**** Stored records ****

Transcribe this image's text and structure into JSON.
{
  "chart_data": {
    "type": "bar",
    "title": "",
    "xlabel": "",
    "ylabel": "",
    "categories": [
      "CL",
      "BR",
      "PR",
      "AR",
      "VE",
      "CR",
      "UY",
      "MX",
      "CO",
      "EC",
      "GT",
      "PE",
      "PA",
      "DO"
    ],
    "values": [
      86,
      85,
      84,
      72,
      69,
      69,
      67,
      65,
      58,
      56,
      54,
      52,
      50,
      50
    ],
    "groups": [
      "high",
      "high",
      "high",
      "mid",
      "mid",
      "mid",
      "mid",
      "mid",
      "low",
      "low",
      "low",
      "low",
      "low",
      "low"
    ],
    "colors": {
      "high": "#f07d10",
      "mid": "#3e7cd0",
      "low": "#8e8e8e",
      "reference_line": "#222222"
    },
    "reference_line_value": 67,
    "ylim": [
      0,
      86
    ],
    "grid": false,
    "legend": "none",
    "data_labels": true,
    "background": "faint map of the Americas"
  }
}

****
**** Stored records ****

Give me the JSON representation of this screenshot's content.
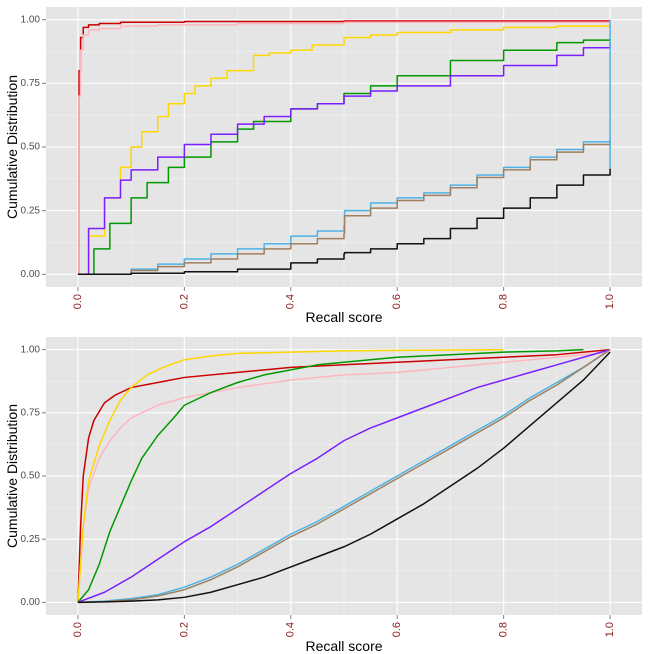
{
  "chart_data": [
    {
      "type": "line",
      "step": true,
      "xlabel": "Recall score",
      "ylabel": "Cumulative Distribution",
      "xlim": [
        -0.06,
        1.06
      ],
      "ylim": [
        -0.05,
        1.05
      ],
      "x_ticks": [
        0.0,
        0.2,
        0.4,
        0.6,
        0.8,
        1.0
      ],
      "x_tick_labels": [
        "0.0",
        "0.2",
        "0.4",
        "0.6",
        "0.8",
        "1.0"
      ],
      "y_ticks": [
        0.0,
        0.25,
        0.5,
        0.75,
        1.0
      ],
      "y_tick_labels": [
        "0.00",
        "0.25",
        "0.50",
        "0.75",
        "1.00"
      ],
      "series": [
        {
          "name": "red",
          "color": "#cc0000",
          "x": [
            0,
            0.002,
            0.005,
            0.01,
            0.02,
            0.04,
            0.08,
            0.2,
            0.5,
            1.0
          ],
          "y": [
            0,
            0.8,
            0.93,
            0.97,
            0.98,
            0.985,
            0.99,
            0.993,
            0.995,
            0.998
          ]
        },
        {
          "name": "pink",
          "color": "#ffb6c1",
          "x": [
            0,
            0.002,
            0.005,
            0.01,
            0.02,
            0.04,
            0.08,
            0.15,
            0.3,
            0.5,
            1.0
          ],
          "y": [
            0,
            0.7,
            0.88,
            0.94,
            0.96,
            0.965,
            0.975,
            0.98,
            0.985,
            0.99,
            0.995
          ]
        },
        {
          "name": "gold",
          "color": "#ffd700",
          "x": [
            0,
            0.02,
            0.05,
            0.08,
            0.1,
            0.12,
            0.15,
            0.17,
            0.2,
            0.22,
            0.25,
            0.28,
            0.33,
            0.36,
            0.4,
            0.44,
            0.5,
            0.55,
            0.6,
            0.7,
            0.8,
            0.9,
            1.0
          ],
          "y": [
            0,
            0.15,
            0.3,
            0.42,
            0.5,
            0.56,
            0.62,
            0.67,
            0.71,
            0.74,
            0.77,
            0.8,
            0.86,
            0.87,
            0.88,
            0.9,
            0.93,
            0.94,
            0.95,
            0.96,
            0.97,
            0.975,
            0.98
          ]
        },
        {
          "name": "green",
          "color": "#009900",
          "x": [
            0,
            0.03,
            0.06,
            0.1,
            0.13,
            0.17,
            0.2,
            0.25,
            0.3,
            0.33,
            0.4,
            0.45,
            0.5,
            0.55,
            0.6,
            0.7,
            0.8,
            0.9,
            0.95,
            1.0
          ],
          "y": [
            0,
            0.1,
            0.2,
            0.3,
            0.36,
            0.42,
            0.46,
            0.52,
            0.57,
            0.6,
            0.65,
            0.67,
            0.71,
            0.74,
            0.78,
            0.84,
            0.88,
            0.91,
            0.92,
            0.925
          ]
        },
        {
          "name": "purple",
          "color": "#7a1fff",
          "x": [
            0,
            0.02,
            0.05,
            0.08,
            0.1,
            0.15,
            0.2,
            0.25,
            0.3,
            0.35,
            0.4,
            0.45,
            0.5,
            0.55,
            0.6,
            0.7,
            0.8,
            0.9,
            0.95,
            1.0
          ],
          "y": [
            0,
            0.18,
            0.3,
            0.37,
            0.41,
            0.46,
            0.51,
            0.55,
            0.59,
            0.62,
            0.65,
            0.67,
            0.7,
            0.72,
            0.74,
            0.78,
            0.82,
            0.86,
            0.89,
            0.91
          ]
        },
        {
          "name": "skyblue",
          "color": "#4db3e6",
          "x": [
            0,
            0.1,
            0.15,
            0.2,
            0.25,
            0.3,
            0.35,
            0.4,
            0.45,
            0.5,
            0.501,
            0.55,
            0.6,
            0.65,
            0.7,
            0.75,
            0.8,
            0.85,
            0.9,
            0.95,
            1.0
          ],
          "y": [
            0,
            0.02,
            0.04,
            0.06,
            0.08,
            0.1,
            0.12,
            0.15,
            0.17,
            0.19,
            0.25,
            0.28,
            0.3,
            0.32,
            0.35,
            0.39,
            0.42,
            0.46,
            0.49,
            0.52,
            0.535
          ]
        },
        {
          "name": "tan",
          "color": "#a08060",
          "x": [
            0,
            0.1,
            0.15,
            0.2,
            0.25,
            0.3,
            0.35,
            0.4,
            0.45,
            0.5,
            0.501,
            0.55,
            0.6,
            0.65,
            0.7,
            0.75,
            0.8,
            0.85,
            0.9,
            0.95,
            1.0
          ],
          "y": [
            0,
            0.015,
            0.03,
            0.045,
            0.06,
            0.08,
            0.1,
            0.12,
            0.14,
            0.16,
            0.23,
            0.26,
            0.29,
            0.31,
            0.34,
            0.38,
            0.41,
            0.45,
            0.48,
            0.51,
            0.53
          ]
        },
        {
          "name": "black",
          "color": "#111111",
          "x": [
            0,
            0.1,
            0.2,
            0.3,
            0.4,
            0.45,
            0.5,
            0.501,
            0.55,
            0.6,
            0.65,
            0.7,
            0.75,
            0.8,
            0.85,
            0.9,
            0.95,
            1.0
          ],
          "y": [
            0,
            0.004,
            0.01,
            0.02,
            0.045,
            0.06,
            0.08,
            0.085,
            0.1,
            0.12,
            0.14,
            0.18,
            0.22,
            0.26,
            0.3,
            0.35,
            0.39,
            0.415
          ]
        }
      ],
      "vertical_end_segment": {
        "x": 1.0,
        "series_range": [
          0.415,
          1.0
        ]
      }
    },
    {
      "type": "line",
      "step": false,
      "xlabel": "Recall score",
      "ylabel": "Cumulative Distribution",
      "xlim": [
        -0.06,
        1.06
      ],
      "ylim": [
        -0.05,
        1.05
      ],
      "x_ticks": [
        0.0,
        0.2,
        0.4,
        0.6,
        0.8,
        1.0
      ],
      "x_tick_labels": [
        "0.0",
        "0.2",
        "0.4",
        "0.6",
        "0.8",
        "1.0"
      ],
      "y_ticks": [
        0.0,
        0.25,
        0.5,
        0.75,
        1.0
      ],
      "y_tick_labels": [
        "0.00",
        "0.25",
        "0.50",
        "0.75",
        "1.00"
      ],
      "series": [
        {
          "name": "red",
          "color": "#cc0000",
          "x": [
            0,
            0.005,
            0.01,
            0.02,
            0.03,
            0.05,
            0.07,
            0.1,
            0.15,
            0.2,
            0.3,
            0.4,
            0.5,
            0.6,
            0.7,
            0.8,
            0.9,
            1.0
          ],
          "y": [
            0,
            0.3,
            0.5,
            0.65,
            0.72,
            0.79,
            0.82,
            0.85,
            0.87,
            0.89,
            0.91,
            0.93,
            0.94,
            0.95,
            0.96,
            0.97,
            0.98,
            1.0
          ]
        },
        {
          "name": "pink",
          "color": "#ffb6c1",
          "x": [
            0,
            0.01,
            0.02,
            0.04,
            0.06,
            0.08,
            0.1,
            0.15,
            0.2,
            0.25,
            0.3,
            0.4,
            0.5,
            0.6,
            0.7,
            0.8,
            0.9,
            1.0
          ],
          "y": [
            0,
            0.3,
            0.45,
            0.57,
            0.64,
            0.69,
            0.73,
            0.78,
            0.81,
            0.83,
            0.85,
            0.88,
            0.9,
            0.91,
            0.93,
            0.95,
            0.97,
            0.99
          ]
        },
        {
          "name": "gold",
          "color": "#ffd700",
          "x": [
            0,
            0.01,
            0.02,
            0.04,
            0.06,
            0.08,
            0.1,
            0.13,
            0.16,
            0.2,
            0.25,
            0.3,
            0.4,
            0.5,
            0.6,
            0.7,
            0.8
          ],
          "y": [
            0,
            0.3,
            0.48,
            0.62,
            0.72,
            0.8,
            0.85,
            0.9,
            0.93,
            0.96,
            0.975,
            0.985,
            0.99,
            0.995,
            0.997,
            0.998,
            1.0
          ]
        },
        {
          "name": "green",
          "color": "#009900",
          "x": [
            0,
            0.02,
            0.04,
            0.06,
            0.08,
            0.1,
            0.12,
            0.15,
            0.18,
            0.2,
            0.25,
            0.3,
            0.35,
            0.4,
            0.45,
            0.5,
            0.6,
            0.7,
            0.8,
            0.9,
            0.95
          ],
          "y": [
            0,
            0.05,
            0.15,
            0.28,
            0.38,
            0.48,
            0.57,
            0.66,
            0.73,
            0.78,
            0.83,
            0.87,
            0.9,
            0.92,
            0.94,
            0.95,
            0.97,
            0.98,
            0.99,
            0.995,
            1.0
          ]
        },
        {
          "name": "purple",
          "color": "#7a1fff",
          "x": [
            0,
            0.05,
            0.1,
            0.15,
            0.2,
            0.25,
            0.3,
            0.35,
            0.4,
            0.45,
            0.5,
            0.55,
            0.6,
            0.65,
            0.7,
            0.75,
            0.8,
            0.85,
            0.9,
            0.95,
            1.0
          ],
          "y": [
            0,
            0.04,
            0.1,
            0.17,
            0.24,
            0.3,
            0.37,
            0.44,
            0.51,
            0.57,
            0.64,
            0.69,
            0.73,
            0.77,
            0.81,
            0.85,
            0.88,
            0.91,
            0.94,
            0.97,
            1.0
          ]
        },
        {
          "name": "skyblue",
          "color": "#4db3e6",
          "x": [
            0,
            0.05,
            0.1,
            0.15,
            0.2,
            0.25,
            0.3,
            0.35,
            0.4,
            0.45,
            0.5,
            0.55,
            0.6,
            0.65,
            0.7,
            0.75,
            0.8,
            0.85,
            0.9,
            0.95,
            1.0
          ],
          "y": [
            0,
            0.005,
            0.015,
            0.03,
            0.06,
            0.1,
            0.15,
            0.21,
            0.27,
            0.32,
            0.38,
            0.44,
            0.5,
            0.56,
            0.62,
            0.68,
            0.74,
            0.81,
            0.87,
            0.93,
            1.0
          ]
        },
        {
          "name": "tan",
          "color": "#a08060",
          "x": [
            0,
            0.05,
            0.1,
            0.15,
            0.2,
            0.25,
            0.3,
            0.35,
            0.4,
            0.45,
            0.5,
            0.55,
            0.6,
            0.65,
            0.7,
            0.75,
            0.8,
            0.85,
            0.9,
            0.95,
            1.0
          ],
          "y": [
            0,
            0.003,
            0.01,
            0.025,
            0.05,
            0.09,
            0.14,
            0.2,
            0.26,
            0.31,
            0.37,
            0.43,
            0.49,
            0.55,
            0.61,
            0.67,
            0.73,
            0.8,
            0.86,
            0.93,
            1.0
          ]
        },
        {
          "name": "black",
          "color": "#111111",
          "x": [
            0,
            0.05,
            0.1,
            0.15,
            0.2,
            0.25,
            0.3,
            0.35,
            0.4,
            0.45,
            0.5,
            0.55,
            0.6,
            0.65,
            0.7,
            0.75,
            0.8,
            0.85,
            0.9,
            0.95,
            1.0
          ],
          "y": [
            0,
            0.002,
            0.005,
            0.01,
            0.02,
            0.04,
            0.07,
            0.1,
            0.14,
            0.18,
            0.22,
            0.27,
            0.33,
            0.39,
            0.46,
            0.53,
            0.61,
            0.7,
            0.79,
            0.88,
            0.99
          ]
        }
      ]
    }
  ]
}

****
**** Stored records ****

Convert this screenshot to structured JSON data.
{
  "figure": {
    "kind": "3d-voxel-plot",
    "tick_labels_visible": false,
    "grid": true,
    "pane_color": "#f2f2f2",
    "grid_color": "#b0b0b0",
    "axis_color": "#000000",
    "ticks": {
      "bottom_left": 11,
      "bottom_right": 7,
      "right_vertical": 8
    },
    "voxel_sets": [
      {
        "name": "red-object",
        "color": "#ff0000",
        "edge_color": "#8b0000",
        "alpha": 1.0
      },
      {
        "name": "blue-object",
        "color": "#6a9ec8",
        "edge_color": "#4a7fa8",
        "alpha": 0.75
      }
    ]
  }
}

****

* _Problem details_
In the entries above, find each line with the word "this" and show it.

* _Complete answer_
Transcribe this image's text and structure into JSON.
Give me the JSON representation of this screenshot's content.
Convert this screenshot to structured JSON data.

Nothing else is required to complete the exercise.